Stored data entries
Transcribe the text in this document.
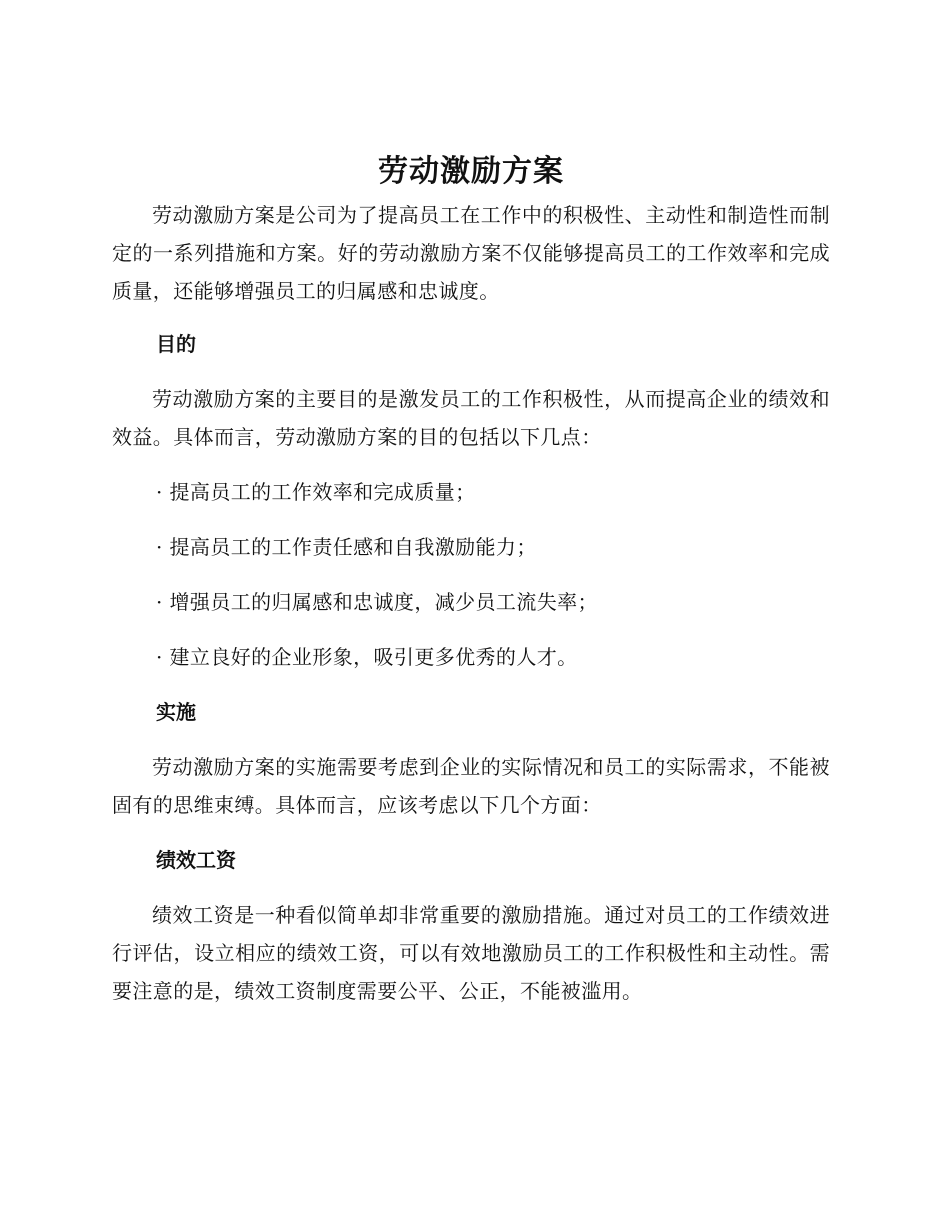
劳动激励方案

劳动激励方案是公司为了提高员工在工作中的积极性、主动性和制造性而制定的一系列措施和方案。好的劳动激励方案不仅能够提高员工的工作效率和完成质量，还能够增强员工的归属感和忠诚度。

目的

劳动激励方案的主要目的是激发员工的工作积极性，从而提高企业的绩效和效益。具体而言，劳动激励方案的目的包括以下几点：

· 提高员工的工作效率和完成质量；

· 提高员工的工作责任感和自我激励能力；

· 增强员工的归属感和忠诚度，减少员工流失率；

· 建立良好的企业形象，吸引更多优秀的人才。

实施

劳动激励方案的实施需要考虑到企业的实际情况和员工的实际需求，不能被固有的思维束缚。具体而言，应该考虑以下几个方面：

绩效工资

绩效工资是一种看似简单却非常重要的激励措施。通过对员工的工作绩效进行评估，设立相应的绩效工资，可以有效地激励员工的工作积极性和主动性。需要注意的是，绩效工资制度需要公平、公正，不能被滥用。
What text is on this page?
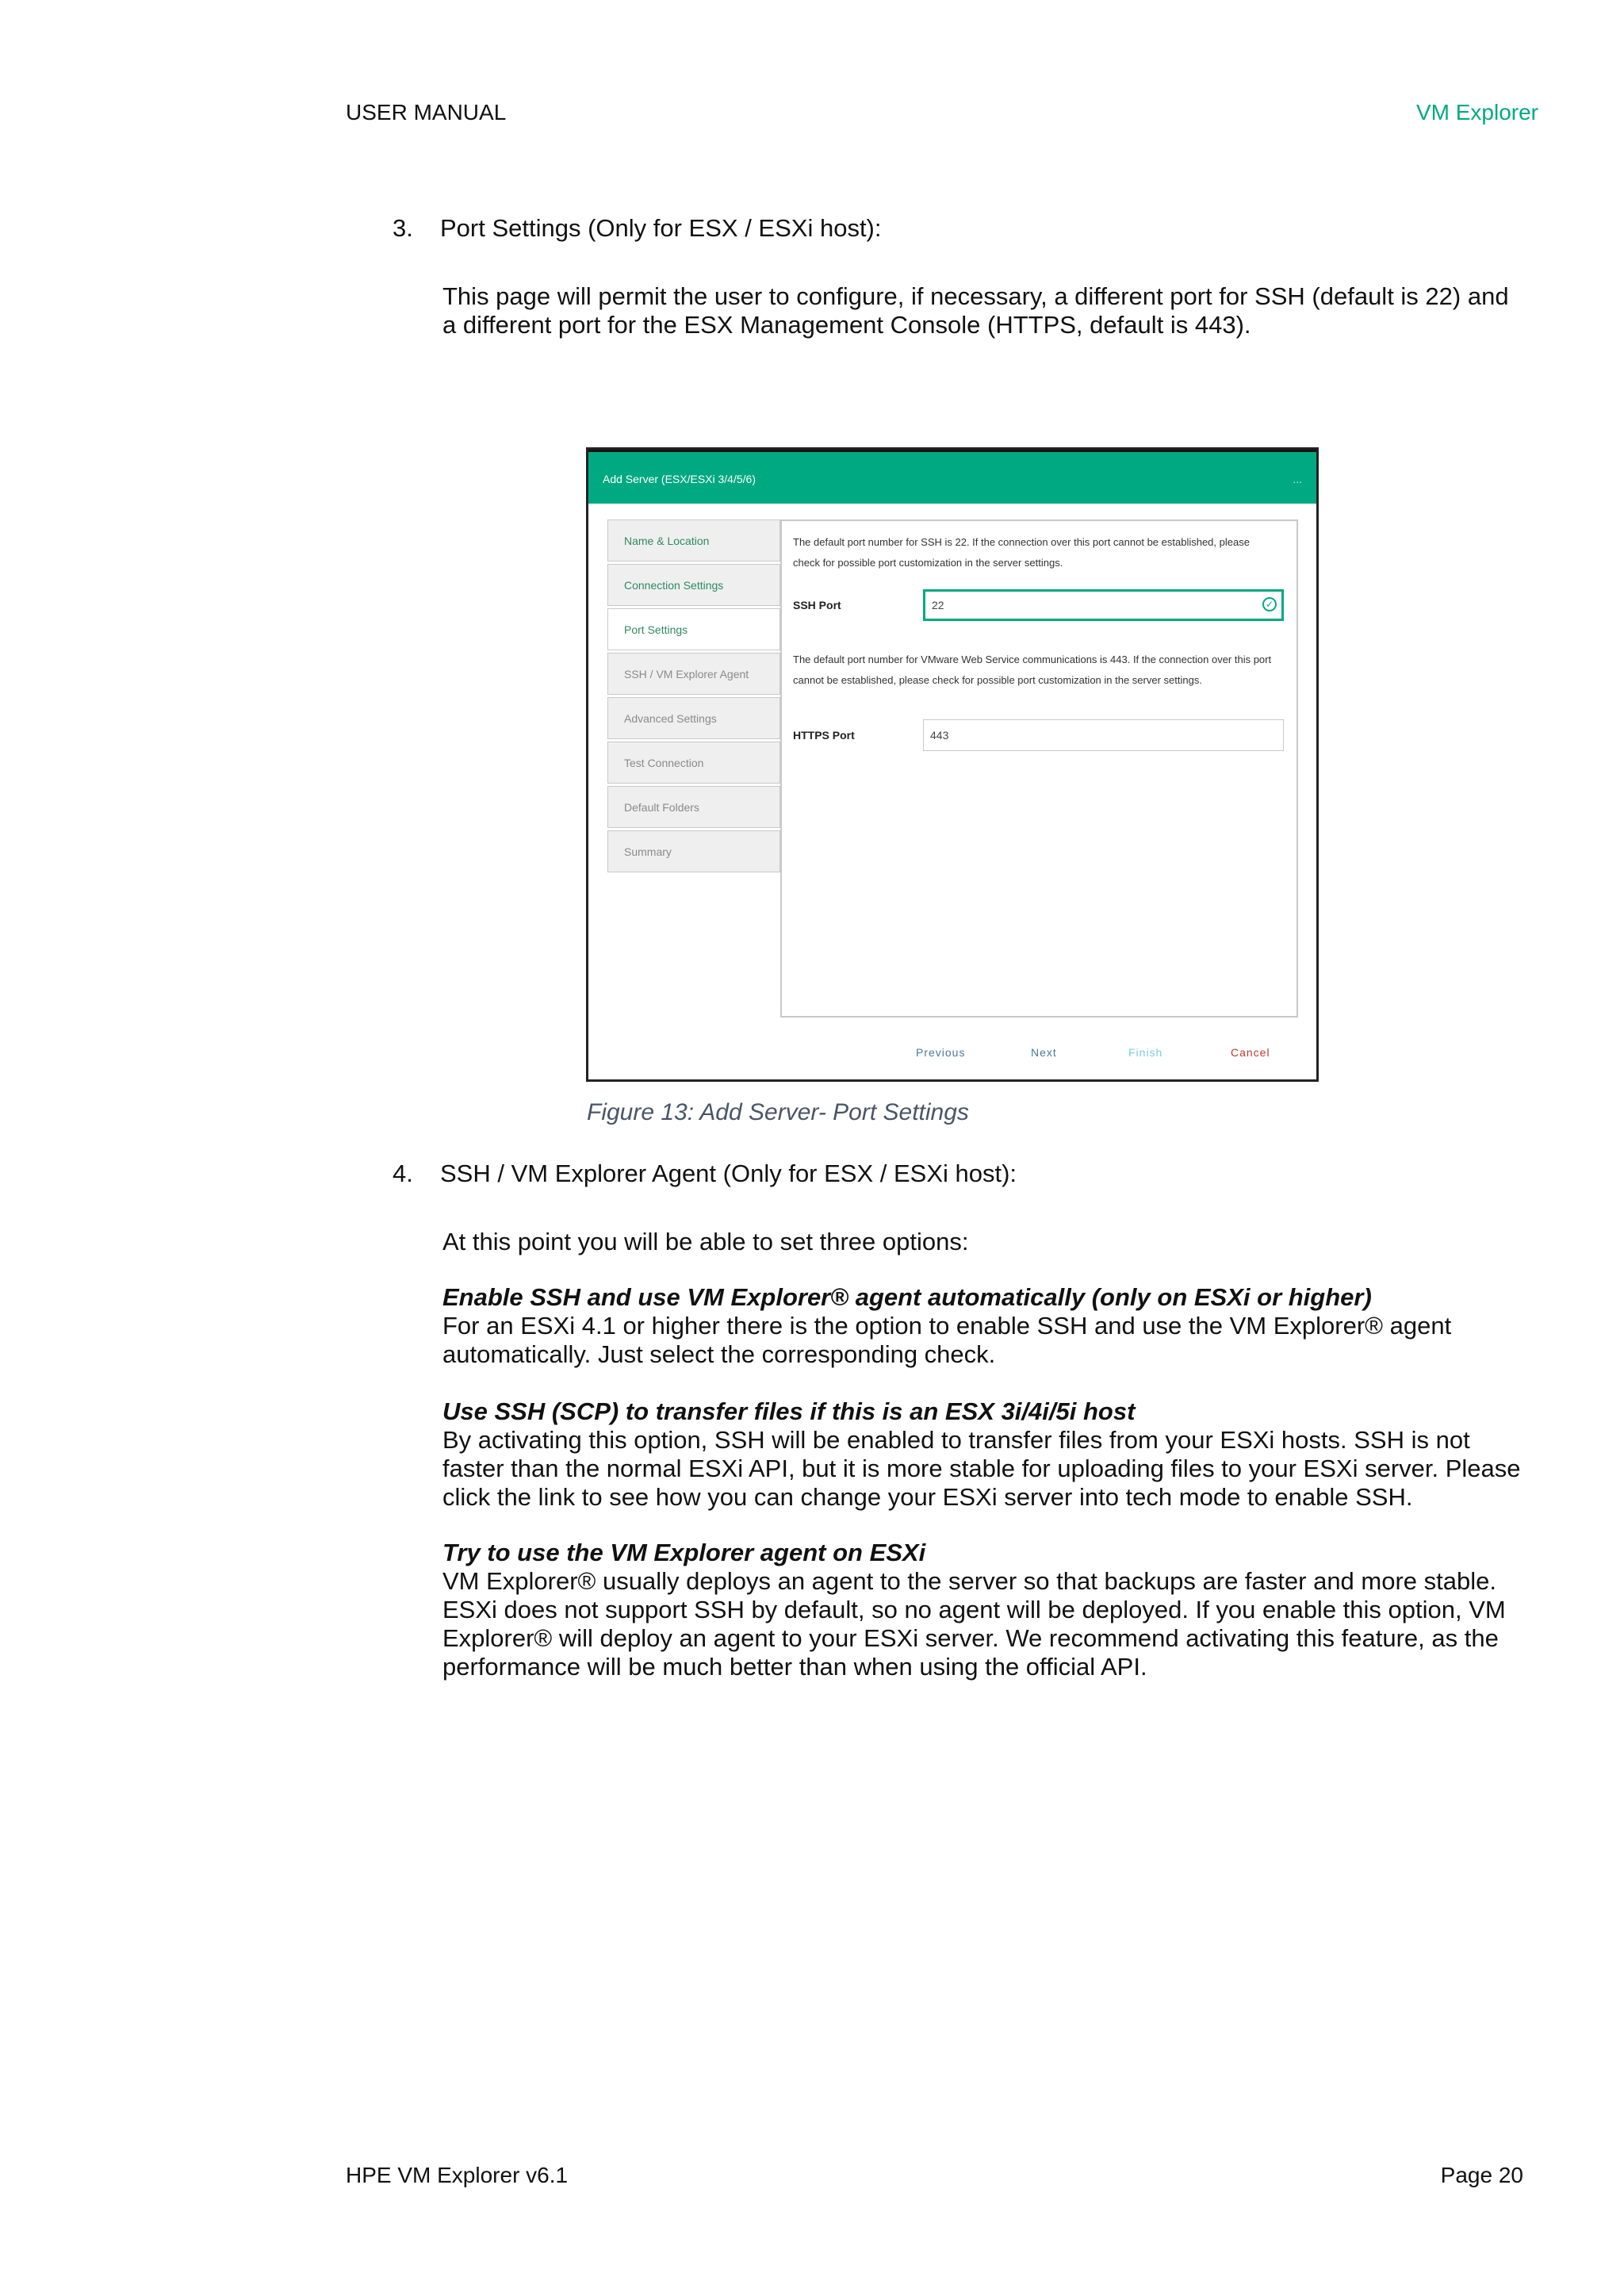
USER MANUAL	VM Explorer
3. Port Settings (Only for ESX / ESXi host):
This page will permit the user to configure, if necessary, a different port for SSH (default is 22) and a different port for the ESX Management Console (HTTPS, default is 443).
Add Server (ESX/ESXi 3/4/5/6)	...
Name & Location
Connection Settings
Port Settings
SSH / VM Explorer Agent
Advanced Settings
Test Connection
Default Folders
Summary
The default port number for SSH is 22. If the connection over this port cannot be established, please check for possible port customization in the server settings.
SSH Port	22	✓
The default port number for VMware Web Service communications is 443. If the connection over this port cannot be established, please check for possible port customization in the server settings.
HTTPS Port	443
Previous	Next	Finish	Cancel
Figure 13: Add Server- Port Settings
4. SSH / VM Explorer Agent (Only for ESX / ESXi host):
At this point you will be able to set three options:
Enable SSH and use VM Explorer® agent automatically (only on ESXi or higher)
For an ESXi 4.1 or higher there is the option to enable SSH and use the VM Explorer® agent automatically. Just select the corresponding check.
Use SSH (SCP) to transfer files if this is an ESX 3i/4i/5i host
By activating this option, SSH will be enabled to transfer files from your ESXi hosts. SSH is not faster than the normal ESXi API, but it is more stable for uploading files to your ESXi server. Please click the link to see how you can change your ESXi server into tech mode to enable SSH.
Try to use the VM Explorer agent on ESXi
VM Explorer® usually deploys an agent to the server so that backups are faster and more stable. ESXi does not support SSH by default, so no agent will be deployed. If you enable this option, VM Explorer® will deploy an agent to your ESXi server. We recommend activating this feature, as the performance will be much better than when using the official API.
HPE VM Explorer v6.1	Page 20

STATED GOAL | Gather each line of the records holding the string "automatically".

EXERCISE ANSWER |
Enable SSH and use VM Explorer® agent automatically (only on ESXi or higher)
For an ESXi 4.1 or higher there is the option to enable SSH and use the VM Explorer® agent automatically. Just select the corresponding check.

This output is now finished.